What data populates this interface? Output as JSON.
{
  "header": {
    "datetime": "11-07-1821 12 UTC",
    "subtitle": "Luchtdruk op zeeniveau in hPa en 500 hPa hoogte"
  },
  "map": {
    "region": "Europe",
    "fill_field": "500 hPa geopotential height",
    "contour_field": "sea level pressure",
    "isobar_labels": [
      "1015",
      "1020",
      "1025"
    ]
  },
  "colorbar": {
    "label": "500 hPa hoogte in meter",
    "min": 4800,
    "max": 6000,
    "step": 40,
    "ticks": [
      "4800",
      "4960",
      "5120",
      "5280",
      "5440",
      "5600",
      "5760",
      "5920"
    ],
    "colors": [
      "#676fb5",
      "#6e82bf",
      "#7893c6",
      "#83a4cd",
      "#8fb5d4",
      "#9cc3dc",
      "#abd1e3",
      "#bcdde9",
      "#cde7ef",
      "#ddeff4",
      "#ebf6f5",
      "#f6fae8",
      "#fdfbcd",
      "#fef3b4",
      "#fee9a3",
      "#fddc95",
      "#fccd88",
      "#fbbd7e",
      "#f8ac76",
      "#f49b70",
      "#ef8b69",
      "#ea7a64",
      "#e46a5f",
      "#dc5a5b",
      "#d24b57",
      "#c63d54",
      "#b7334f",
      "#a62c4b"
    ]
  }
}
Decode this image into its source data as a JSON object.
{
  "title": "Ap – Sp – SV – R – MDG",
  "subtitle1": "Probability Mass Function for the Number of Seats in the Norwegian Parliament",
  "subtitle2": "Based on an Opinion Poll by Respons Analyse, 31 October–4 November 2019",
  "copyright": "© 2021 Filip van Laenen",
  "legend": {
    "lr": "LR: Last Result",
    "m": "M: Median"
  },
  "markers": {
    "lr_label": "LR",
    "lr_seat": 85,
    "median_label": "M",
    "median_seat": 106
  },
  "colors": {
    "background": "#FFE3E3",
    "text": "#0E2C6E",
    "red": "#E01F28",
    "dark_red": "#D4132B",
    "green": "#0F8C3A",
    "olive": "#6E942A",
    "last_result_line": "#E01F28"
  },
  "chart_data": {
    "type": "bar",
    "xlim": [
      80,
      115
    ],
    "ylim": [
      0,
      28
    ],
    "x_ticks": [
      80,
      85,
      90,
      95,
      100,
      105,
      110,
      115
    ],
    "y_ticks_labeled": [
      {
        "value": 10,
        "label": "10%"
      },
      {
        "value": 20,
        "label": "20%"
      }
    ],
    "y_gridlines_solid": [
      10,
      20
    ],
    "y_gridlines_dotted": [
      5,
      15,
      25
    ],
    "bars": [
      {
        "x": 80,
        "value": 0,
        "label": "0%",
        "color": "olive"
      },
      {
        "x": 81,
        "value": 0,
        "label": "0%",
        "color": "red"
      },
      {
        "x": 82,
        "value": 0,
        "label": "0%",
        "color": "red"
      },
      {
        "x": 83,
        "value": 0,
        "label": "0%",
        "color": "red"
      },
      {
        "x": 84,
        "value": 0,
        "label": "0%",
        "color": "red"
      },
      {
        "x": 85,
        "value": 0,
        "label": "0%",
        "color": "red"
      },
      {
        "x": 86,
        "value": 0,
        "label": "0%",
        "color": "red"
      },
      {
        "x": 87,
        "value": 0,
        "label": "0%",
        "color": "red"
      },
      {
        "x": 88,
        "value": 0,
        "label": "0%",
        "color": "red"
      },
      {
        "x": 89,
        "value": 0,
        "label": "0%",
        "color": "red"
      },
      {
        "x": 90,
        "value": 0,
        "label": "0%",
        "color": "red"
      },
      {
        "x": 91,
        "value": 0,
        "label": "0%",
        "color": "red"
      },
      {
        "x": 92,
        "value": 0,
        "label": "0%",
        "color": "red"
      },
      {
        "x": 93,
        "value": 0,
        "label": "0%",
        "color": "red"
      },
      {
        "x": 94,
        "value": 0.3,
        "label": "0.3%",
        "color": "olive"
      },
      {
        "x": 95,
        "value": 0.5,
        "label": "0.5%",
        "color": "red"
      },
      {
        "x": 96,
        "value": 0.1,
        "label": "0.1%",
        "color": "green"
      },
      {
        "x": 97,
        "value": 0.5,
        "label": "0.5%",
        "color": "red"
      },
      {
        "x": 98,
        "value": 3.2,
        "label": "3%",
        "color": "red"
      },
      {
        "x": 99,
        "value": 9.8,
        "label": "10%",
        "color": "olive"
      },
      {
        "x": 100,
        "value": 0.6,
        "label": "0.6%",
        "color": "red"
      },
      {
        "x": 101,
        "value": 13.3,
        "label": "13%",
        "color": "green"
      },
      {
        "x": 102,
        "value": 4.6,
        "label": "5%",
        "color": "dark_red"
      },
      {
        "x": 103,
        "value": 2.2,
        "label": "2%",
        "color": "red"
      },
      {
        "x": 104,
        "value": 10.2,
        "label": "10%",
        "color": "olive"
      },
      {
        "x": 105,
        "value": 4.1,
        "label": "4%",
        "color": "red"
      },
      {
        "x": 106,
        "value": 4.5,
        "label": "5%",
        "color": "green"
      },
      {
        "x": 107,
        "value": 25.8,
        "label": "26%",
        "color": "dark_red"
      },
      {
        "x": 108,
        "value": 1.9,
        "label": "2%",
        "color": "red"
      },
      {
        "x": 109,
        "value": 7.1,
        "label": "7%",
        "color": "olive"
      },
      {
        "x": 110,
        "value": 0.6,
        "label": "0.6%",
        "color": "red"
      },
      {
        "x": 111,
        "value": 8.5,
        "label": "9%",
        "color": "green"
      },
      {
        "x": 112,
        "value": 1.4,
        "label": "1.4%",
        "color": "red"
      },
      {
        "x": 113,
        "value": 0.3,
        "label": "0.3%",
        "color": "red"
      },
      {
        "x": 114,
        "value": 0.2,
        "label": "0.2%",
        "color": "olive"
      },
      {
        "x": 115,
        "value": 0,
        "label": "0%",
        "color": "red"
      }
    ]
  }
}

— Problem to work on —
Repeat every record, keeping each word and mark exactly as it is.

— Response to the exercise —
What data populates this interface? Output as JSON.
{
  "header": {
    "datetime": "11-07-1821 12 UTC",
    "subtitle": "Luchtdruk op zeeniveau in hPa en 500 hPa hoogte"
  },
  "map": {
    "region": "Europe",
    "fill_field": "500 hPa geopotential height",
    "contour_field": "sea level pressure",
    "isobar_labels": [
      "1015",
      "1020",
      "1025"
    ]
  },
  "colorbar": {
    "label": "500 hPa hoogte in meter",
    "min": 4800,
    "max": 6000,
    "step": 40,
    "ticks": [
      "4800",
      "4960",
      "5120",
      "5280",
      "5440",
      "5600",
      "5760",
      "5920"
    ],
    "colors": [
      "#676fb5",
      "#6e82bf",
      "#7893c6",
      "#83a4cd",
      "#8fb5d4",
      "#9cc3dc",
      "#abd1e3",
      "#bcdde9",
      "#cde7ef",
      "#ddeff4",
      "#ebf6f5",
      "#f6fae8",
      "#fdfbcd",
      "#fef3b4",
      "#fee9a3",
      "#fddc95",
      "#fccd88",
      "#fbbd7e",
      "#f8ac76",
      "#f49b70",
      "#ef8b69",
      "#ea7a64",
      "#e46a5f",
      "#dc5a5b",
      "#d24b57",
      "#c63d54",
      "#b7334f",
      "#a62c4b"
    ]
  }
}
Decode this image into its source data as a JSON object.
{
  "title": "Ap – Sp – SV – R – MDG",
  "subtitle1": "Probability Mass Function for the Number of Seats in the Norwegian Parliament",
  "subtitle2": "Based on an Opinion Poll by Respons Analyse, 31 October–4 November 2019",
  "copyright": "© 2021 Filip van Laenen",
  "legend": {
    "lr": "LR: Last Result",
    "m": "M: Median"
  },
  "markers": {
    "lr_label": "LR",
    "lr_seat": 85,
    "median_label": "M",
    "median_seat": 106
  },
  "colors": {
    "background": "#FFE3E3",
    "text": "#0E2C6E",
    "red": "#E01F28",
    "dark_red": "#D4132B",
    "green": "#0F8C3A",
    "olive": "#6E942A",
    "last_result_line": "#E01F28"
  },
  "chart_data": {
    "type": "bar",
    "xlim": [
      80,
      115
    ],
    "ylim": [
      0,
      28
    ],
    "x_ticks": [
      80,
      85,
      90,
      95,
      100,
      105,
      110,
      115
    ],
    "y_ticks_labeled": [
      {
        "value": 10,
        "label": "10%"
      },
      {
        "value": 20,
        "label": "20%"
      }
    ],
    "y_gridlines_solid": [
      10,
      20
    ],
    "y_gridlines_dotted": [
      5,
      15,
      25
    ],
    "bars": [
      {
        "x": 80,
        "value": 0,
        "label": "0%",
        "color": "olive"
      },
      {
        "x": 81,
        "value": 0,
        "label": "0%",
        "color": "red"
      },
      {
        "x": 82,
        "value": 0,
        "label": "0%",
        "color": "red"
      },
      {
        "x": 83,
        "value": 0,
        "label": "0%",
        "color": "red"
      },
      {
        "x": 84,
        "value": 0,
        "label": "0%",
        "color": "red"
      },
      {
        "x": 85,
        "value": 0,
        "label": "0%",
        "color": "red"
      },
      {
        "x": 86,
        "value": 0,
        "label": "0%",
        "color": "red"
      },
      {
        "x": 87,
        "value": 0,
        "label": "0%",
        "color": "red"
      },
      {
        "x": 88,
        "value": 0,
        "label": "0%",
        "color": "red"
      },
      {
        "x": 89,
        "value": 0,
        "label": "0%",
        "color": "red"
      },
      {
        "x": 90,
        "value": 0,
        "label": "0%",
        "color": "red"
      },
      {
        "x": 91,
        "value": 0,
        "label": "0%",
        "color": "red"
      },
      {
        "x": 92,
        "value": 0,
        "label": "0%",
        "color": "red"
      },
      {
        "x": 93,
        "value": 0,
        "label": "0%",
        "color": "red"
      },
      {
        "x": 94,
        "value": 0.3,
        "label": "0.3%",
        "color": "olive"
      },
      {
        "x": 95,
        "value": 0.5,
        "label": "0.5%",
        "color": "red"
      },
      {
        "x": 96,
        "value": 0.1,
        "label": "0.1%",
        "color": "green"
      },
      {
        "x": 97,
        "value": 0.5,
        "label": "0.5%",
        "color": "red"
      },
      {
        "x": 98,
        "value": 3.2,
        "label": "3%",
        "color": "red"
      },
      {
        "x": 99,
        "value": 9.8,
        "label": "10%",
        "color": "olive"
      },
      {
        "x": 100,
        "value": 0.6,
        "label": "0.6%",
        "color": "red"
      },
      {
        "x": 101,
        "value": 13.3,
        "label": "13%",
        "color": "green"
      },
      {
        "x": 102,
        "value": 4.6,
        "label": "5%",
        "color": "dark_red"
      },
      {
        "x": 103,
        "value": 2.2,
        "label": "2%",
        "color": "red"
      },
      {
        "x": 104,
        "value": 10.2,
        "label": "10%",
        "color": "olive"
      },
      {
        "x": 105,
        "value": 4.1,
        "label": "4%",
        "color": "red"
      },
      {
        "x": 106,
        "value": 4.5,
        "label": "5%",
        "color": "green"
      },
      {
        "x": 107,
        "value": 25.8,
        "label": "26%",
        "color": "dark_red"
      },
      {
        "x": 108,
        "value": 1.9,
        "label": "2%",
        "color": "red"
      },
      {
        "x": 109,
        "value": 7.1,
        "label": "7%",
        "color": "olive"
      },
      {
        "x": 110,
        "value": 0.6,
        "label": "0.6%",
        "color": "red"
      },
      {
        "x": 111,
        "value": 8.5,
        "label": "9%",
        "color": "green"
      },
      {
        "x": 112,
        "value": 1.4,
        "label": "1.4%",
        "color": "red"
      },
      {
        "x": 113,
        "value": 0.3,
        "label": "0.3%",
        "color": "red"
      },
      {
        "x": 114,
        "value": 0.2,
        "label": "0.2%",
        "color": "olive"
      },
      {
        "x": 115,
        "value": 0,
        "label": "0%",
        "color": "red"
      }
    ]
  }
}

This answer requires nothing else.